### What you will do:
Copy out every line of the records where the string "特等奖提名奖" occurs.

[Start Information supplied]

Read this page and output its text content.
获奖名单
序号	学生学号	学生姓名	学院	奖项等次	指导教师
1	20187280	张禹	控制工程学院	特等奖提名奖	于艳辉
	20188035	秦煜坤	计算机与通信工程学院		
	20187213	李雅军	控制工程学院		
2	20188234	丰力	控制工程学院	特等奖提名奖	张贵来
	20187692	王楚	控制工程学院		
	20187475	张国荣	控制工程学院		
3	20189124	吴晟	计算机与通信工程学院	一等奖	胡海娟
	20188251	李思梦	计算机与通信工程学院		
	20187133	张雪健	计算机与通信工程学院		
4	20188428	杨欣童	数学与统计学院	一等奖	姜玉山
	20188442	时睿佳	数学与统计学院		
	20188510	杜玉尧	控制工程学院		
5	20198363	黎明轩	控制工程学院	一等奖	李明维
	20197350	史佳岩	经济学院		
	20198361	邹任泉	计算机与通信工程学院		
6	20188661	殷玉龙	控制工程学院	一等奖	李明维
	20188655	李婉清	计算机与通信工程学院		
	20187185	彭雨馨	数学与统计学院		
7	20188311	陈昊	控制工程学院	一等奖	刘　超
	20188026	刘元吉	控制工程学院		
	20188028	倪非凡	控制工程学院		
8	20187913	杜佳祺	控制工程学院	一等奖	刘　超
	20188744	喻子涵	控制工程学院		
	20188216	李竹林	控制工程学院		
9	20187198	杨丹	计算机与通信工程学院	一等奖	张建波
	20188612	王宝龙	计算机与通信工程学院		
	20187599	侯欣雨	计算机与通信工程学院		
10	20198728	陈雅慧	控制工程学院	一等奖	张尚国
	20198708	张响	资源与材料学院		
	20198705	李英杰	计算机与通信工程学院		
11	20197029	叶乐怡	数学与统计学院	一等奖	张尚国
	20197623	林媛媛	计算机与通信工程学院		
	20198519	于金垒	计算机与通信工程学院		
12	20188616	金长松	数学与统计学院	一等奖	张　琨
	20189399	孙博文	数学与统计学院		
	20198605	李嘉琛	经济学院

[End Information supplied]

### Exercise result:
1	20187280	张禹	控制工程学院	特等奖提名奖	于艳辉
2	20188234	丰力	控制工程学院	特等奖提名奖	张贵来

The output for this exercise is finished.